▶ **Exercise requirements**
Reproduce the listing below without changes, except that pictures are left out.

▶ **Material for the task**
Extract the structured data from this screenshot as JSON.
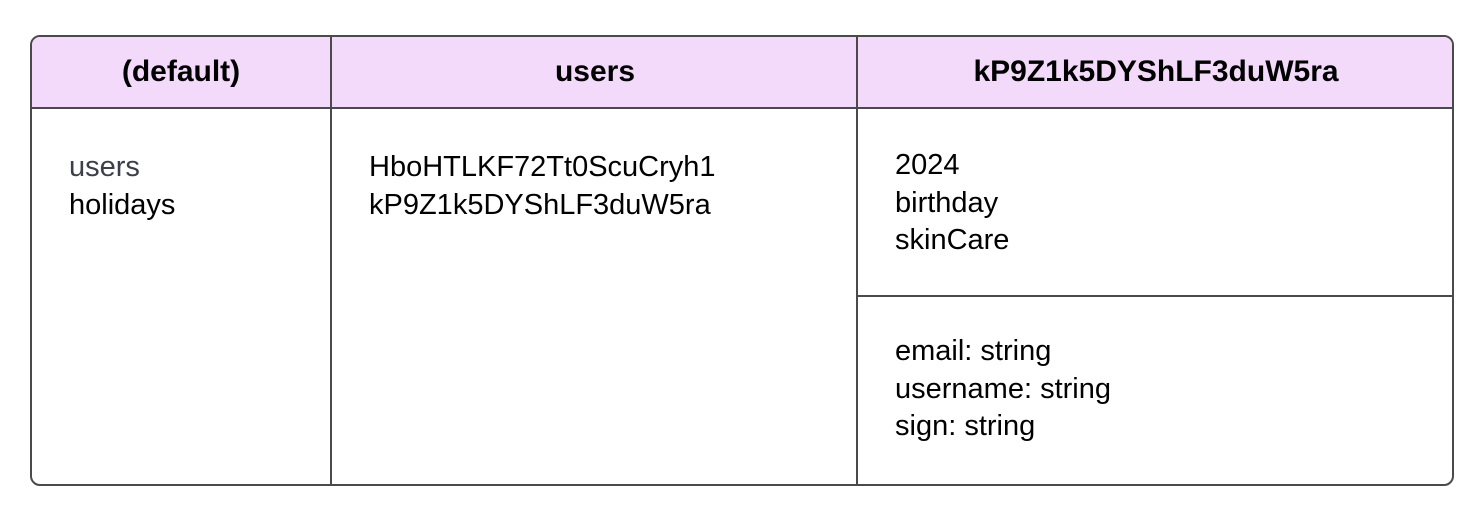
{
  "columns": [
    {
      "header": "(default)",
      "items": [
        "users",
        "holidays"
      ]
    },
    {
      "header": "users",
      "items": [
        "HboHTLKF72Tt0ScuCryh1",
        "kP9Z1k5DYShLF3duW5ra"
      ]
    },
    {
      "header": "kP9Z1k5DYShLF3duW5ra",
      "collections": [
        "2024",
        "birthday",
        "skinCare"
      ],
      "fields": [
        "email: string",
        "username: string",
        "sign: string"
      ]
    }
  ],
  "colors": {
    "header_bg": "#f3d9fa",
    "border": "#4a4a4a"
  }
}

▶ **Result of the task**
Extract the structured data from this screenshot as JSON.
{
  "columns": [
    {
      "header": "(default)",
      "items": [
        "users",
        "holidays"
      ]
    },
    {
      "header": "users",
      "items": [
        "HboHTLKF72Tt0ScuCryh1",
        "kP9Z1k5DYShLF3duW5ra"
      ]
    },
    {
      "header": "kP9Z1k5DYShLF3duW5ra",
      "collections": [
        "2024",
        "birthday",
        "skinCare"
      ],
      "fields": [
        "email: string",
        "username: string",
        "sign: string"
      ]
    }
  ],
  "colors": {
    "header_bg": "#f3d9fa",
    "border": "#4a4a4a"
  }
}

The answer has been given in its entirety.